**EXERCISE TASK 1**
From the 2024 year-in-review post below, reproduce word for word the part that opens with the words containing "I would love" and closes with "others were not.".
**EXERCISE TASK 2**
In the 2024 year-in-review post below, what job did the writer hold?

Wrapping up 2024: A Look Back and a Warm Welcome to the New Year.

As I look back and reflect on the past year I want to take a moment before turning the final page of 2024. I had some high notes this year but also some hard hits. This was not the year to celebrate my successes, but rather to appreciate and learn from my failures. Sometimes things don’t work out for a reason and it’s hard to see through the clouds of uncertainty when you are in the middle of the madness.

I had big dreams for 2024. I was finally putting down deep roots in the community within my friendships and my business relationships. I was thriving at my job as a marketing manager and I was excited about the new relationship in my life. A man I was looking forward to spending countless hours at the beach with while building a life together with our sweet pups. I was making big plans for my future.

Unfortunately, my relationship came to an abrupt end just as summer was beginning to unfold. Plans were cancelled and my dream of spending my summer relaxing on the beach and exploring North Carolina with my boyfriend came to a sudden halt. I was hurt, confused and feeling very alone and isolated in my pain. I buried myself in my work, pushing myself to learn and grow and be the best at what I did. Unfortunately, that too ended, which was a big shock to my psych and nervous system. I needed a moment to take a breath.

My life changed in two instances within a month of each other. I had to find a way to put the pieces back together. I felt broken, I felt unseen, I felt unworthy, I felt ashamed, I felt rejected, I felt unloved, I felt replaceable and I felt I couldn’t trust again. I knew this was temporary but I found myself needing to take a break from life, from people, from the chatter.

I would love to say that I took some amazing vacations, long walks on the beach and spent my days at swanky coffee shops writing my book but in reality I spent my time at the Jewell house healing and trying to unfreeze my brain and my body. I felt frozen. Stuck in time. I was lost and I did not know how to take the next step in the right direction. So I didn’t. I decided to be gentle to myself when others were not.

I needed some time to pick myself up and build back my self confidence, but first I had to figure out what I wanted next. Going through a difficult breakup while simultaneously losing your job was one of the most difficult phases of my life. It felt like the foundation of my being was shattered.

**DATA LINES**
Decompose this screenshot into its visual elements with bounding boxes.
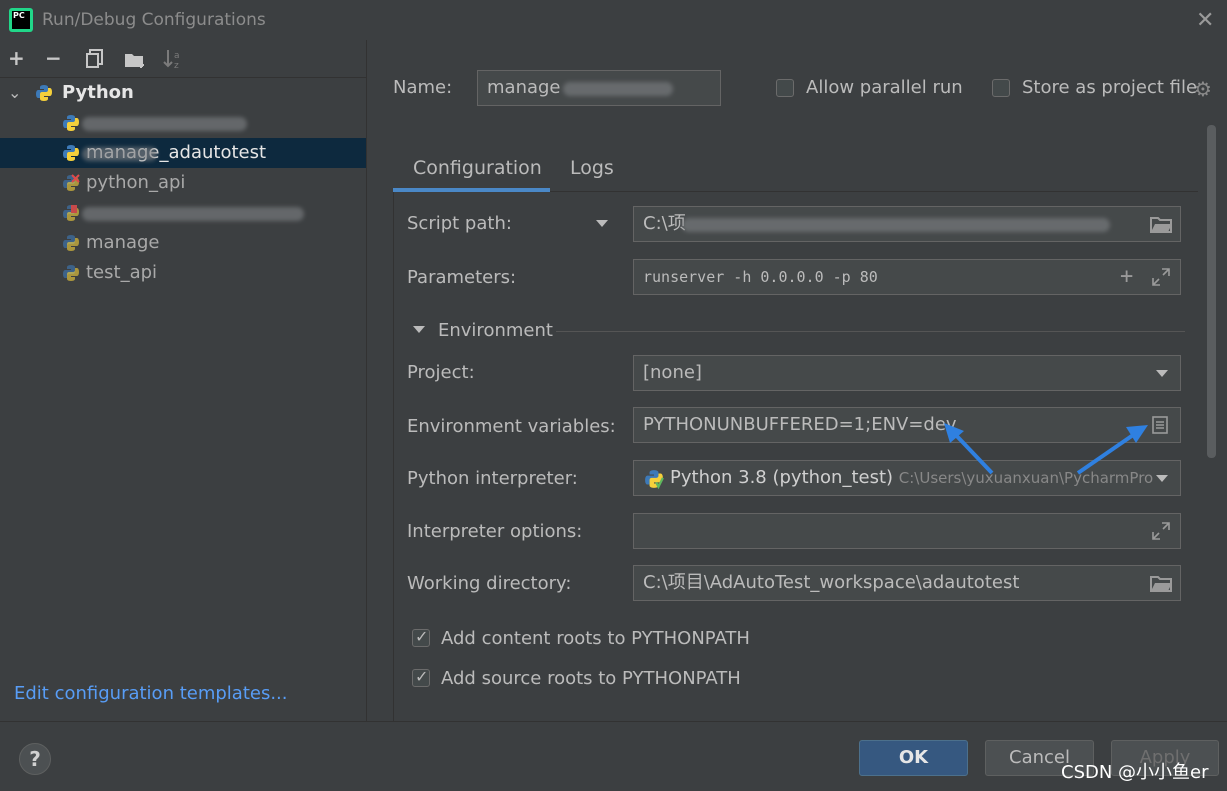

**COMPLETE RESPONSE 1**
I would love to say that I took some amazing vacations, long walks on the beach and spent my days at swanky coffee shops writing my book but in reality I spent my time at the Jewell house healing and trying to unfreeze my brain and my body. I felt frozen. Stuck in time. I was lost and I did not know how to take the next step in the right direction. So I didn’t. I decided to be gentle to myself when others were not.

**COMPLETE RESPONSE 2**
Marketing manager.